**GOAL**
Your task is to transcribe all the entries exactly, excluding pictures.

**ENTRIES PROVIDED**
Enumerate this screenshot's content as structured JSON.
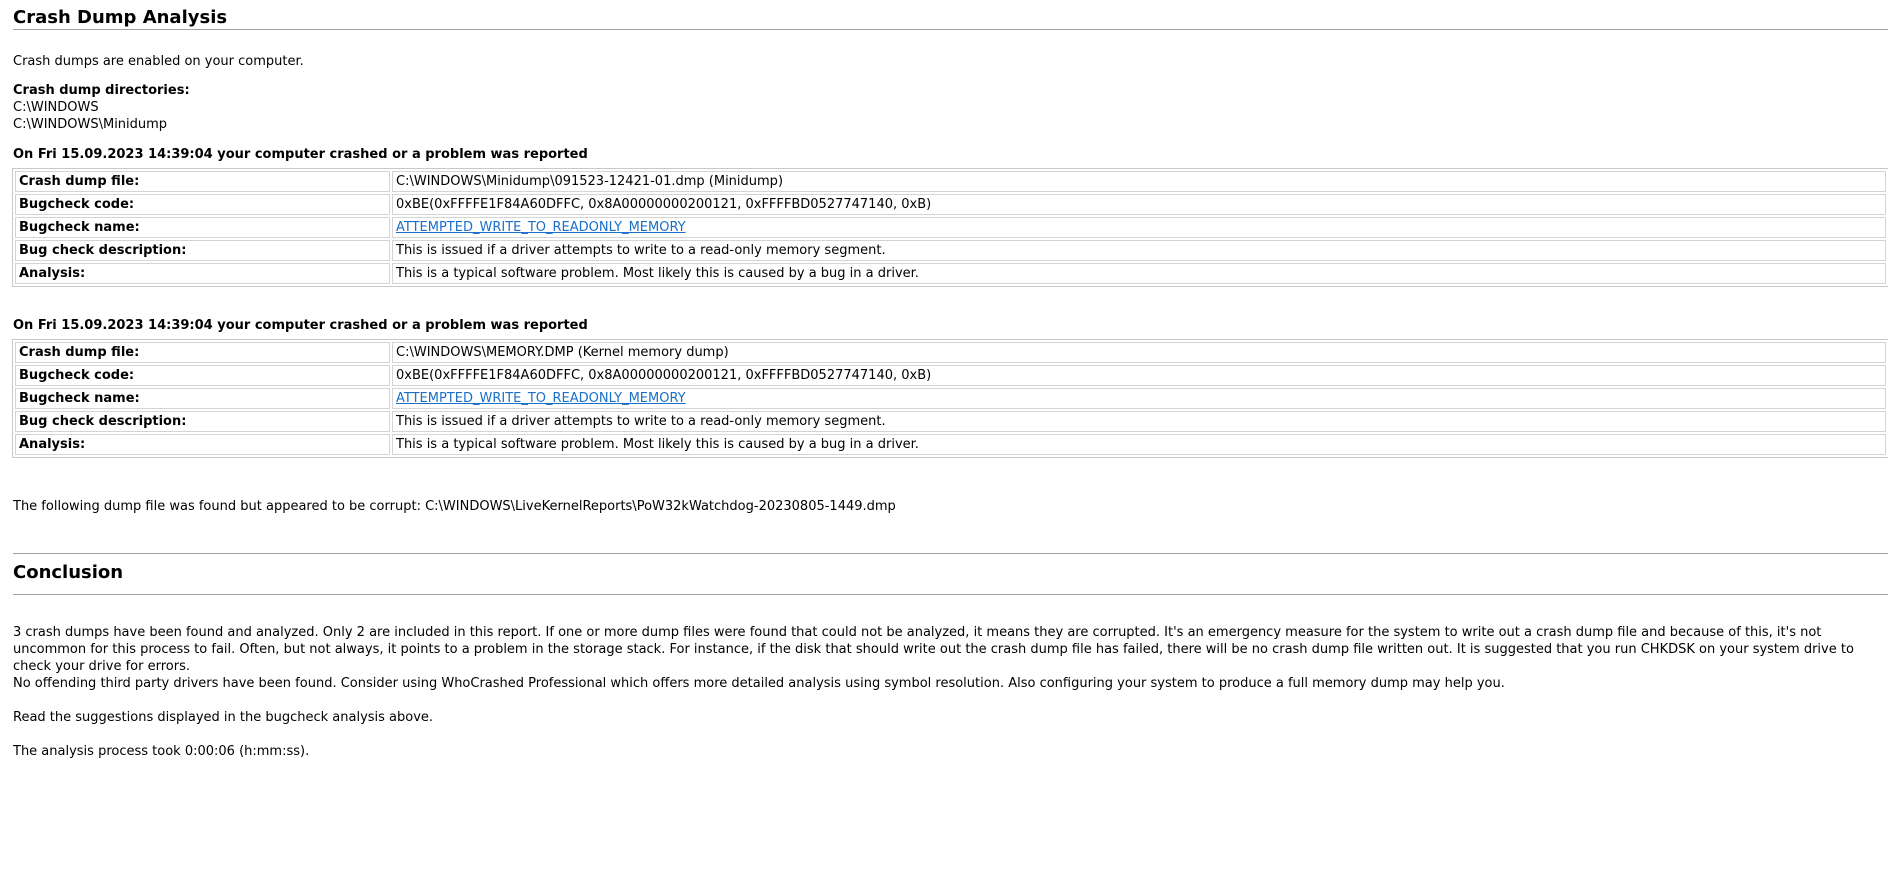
{
  "crash_analysis": {
    "title": "Crash Dump Analysis",
    "enabled_text": "Crash dumps are enabled on your computer.",
    "dirs_label": "Crash dump directories:",
    "dirs": [
      "C:\\WINDOWS",
      "C:\\WINDOWS\\Minidump"
    ],
    "crashes": [
      {
        "heading": "On Fri 15.09.2023 14:39:04 your computer crashed or a problem was reported",
        "rows": [
          {
            "label": "Crash dump file:",
            "value": "C:\\WINDOWS\\Minidump\\091523-12421-01.dmp (Minidump)"
          },
          {
            "label": "Bugcheck code:",
            "value": "0xBE(0xFFFFE1F84A60DFFC, 0x8A00000000200121, 0xFFFFBD0527747140, 0xB)"
          },
          {
            "label": "Bugcheck name:",
            "value": "ATTEMPTED_WRITE_TO_READONLY_MEMORY"
          },
          {
            "label": "Bug check description:",
            "value": "This is issued if a driver attempts to write to a read-only memory segment."
          },
          {
            "label": "Analysis:",
            "value": "This is a typical software problem. Most likely this is caused by a bug in a driver."
          }
        ]
      },
      {
        "heading": "On Fri 15.09.2023 14:39:04 your computer crashed or a problem was reported",
        "rows": [
          {
            "label": "Crash dump file:",
            "value": "C:\\WINDOWS\\MEMORY.DMP (Kernel memory dump)"
          },
          {
            "label": "Bugcheck code:",
            "value": "0xBE(0xFFFFE1F84A60DFFC, 0x8A00000000200121, 0xFFFFBD0527747140, 0xB)"
          },
          {
            "label": "Bugcheck name:",
            "value": "ATTEMPTED_WRITE_TO_READONLY_MEMORY"
          },
          {
            "label": "Bug check description:",
            "value": "This is issued if a driver attempts to write to a read-only memory segment."
          },
          {
            "label": "Analysis:",
            "value": "This is a typical software problem. Most likely this is caused by a bug in a driver."
          }
        ]
      }
    ],
    "corrupt_text": "The following dump file was found but appeared to be corrupt: C:\\WINDOWS\\LiveKernelReports\\PoW32kWatchdog-20230805-1449.dmp"
  },
  "conclusion": {
    "title": "Conclusion",
    "para1_line1": "3 crash dumps have been found and analyzed. Only 2 are included in this report. If one or more dump files were found that could not be analyzed, it means they are corrupted. It's an emergency measure for the system to write out a crash dump file and because of this, it's not uncommon for this process to fail. Often, but not always, it points to a problem in the storage stack. For instance, if the disk that should write out the crash dump file has failed, there will be no crash dump file written out. It is suggested that you run CHKDSK on your system drive to check your drive for errors.",
    "para1_line2": "No offending third party drivers have been found. Consider using WhoCrashed Professional which offers more detailed analysis using symbol resolution. Also configuring your system to produce a full memory dump may help you.",
    "para2": "Read the suggestions displayed in the bugcheck analysis above.",
    "para3": "The analysis process took 0:00:06 (h:mm:ss)."
  }
}
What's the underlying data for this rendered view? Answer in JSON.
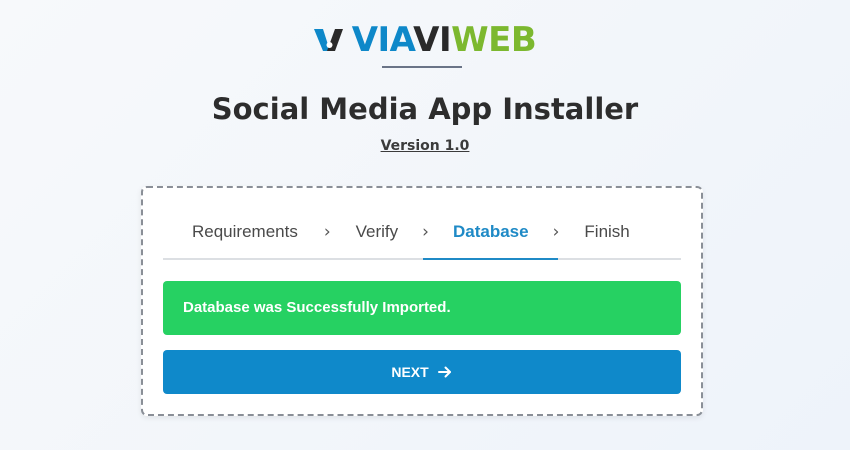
{
  "brand": {
    "part_via": "VIA",
    "part_vi": "VI",
    "part_web": "WEB",
    "colors": {
      "blue": "#0e88c9",
      "dark": "#2a2a2a",
      "green": "#7cb82f"
    }
  },
  "header": {
    "title": "Social Media App Installer",
    "version": "Version 1.0"
  },
  "steps": [
    {
      "label": "Requirements",
      "active": false
    },
    {
      "label": "Verify",
      "active": false
    },
    {
      "label": "Database",
      "active": true
    },
    {
      "label": "Finish",
      "active": false
    }
  ],
  "step_separator_icon": "chevron-right-icon",
  "alert": {
    "message": "Database was Successfully Imported.",
    "color": "#26d162"
  },
  "next_button": {
    "label": "NEXT",
    "icon": "arrow-right-icon",
    "color": "#0f89ca"
  },
  "accent_color": "#1f8ac6"
}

**TASK RESPONSE**
Enumerate this screenshot's content as structured JSON.
{
  "crash_analysis": {
    "title": "Crash Dump Analysis",
    "enabled_text": "Crash dumps are enabled on your computer.",
    "dirs_label": "Crash dump directories:",
    "dirs": [
      "C:\\WINDOWS",
      "C:\\WINDOWS\\Minidump"
    ],
    "crashes": [
      {
        "heading": "On Fri 15.09.2023 14:39:04 your computer crashed or a problem was reported",
        "rows": [
          {
            "label": "Crash dump file:",
            "value": "C:\\WINDOWS\\Minidump\\091523-12421-01.dmp (Minidump)"
          },
          {
            "label": "Bugcheck code:",
            "value": "0xBE(0xFFFFE1F84A60DFFC, 0x8A00000000200121, 0xFFFFBD0527747140, 0xB)"
          },
          {
            "label": "Bugcheck name:",
            "value": "ATTEMPTED_WRITE_TO_READONLY_MEMORY"
          },
          {
            "label": "Bug check description:",
            "value": "This is issued if a driver attempts to write to a read-only memory segment."
          },
          {
            "label": "Analysis:",
            "value": "This is a typical software problem. Most likely this is caused by a bug in a driver."
          }
        ]
      },
      {
        "heading": "On Fri 15.09.2023 14:39:04 your computer crashed or a problem was reported",
        "rows": [
          {
            "label": "Crash dump file:",
            "value": "C:\\WINDOWS\\MEMORY.DMP (Kernel memory dump)"
          },
          {
            "label": "Bugcheck code:",
            "value": "0xBE(0xFFFFE1F84A60DFFC, 0x8A00000000200121, 0xFFFFBD0527747140, 0xB)"
          },
          {
            "label": "Bugcheck name:",
            "value": "ATTEMPTED_WRITE_TO_READONLY_MEMORY"
          },
          {
            "label": "Bug check description:",
            "value": "This is issued if a driver attempts to write to a read-only memory segment."
          },
          {
            "label": "Analysis:",
            "value": "This is a typical software problem. Most likely this is caused by a bug in a driver."
          }
        ]
      }
    ],
    "corrupt_text": "The following dump file was found but appeared to be corrupt: C:\\WINDOWS\\LiveKernelReports\\PoW32kWatchdog-20230805-1449.dmp"
  },
  "conclusion": {
    "title": "Conclusion",
    "para1_line1": "3 crash dumps have been found and analyzed. Only 2 are included in this report. If one or more dump files were found that could not be analyzed, it means they are corrupted. It's an emergency measure for the system to write out a crash dump file and because of this, it's not uncommon for this process to fail. Often, but not always, it points to a problem in the storage stack. For instance, if the disk that should write out the crash dump file has failed, there will be no crash dump file written out. It is suggested that you run CHKDSK on your system drive to check your drive for errors.",
    "para1_line2": "No offending third party drivers have been found. Consider using WhoCrashed Professional which offers more detailed analysis using symbol resolution. Also configuring your system to produce a full memory dump may help you.",
    "para2": "Read the suggestions displayed in the bugcheck analysis above.",
    "para3": "The analysis process took 0:00:06 (h:mm:ss)."
  }
}
What's the underlying data for this rendered view? Answer in JSON.
{
  "brand": {
    "part_via": "VIA",
    "part_vi": "VI",
    "part_web": "WEB",
    "colors": {
      "blue": "#0e88c9",
      "dark": "#2a2a2a",
      "green": "#7cb82f"
    }
  },
  "header": {
    "title": "Social Media App Installer",
    "version": "Version 1.0"
  },
  "steps": [
    {
      "label": "Requirements",
      "active": false
    },
    {
      "label": "Verify",
      "active": false
    },
    {
      "label": "Database",
      "active": true
    },
    {
      "label": "Finish",
      "active": false
    }
  ],
  "step_separator_icon": "chevron-right-icon",
  "alert": {
    "message": "Database was Successfully Imported.",
    "color": "#26d162"
  },
  "next_button": {
    "label": "NEXT",
    "icon": "arrow-right-icon",
    "color": "#0f89ca"
  },
  "accent_color": "#1f8ac6"
}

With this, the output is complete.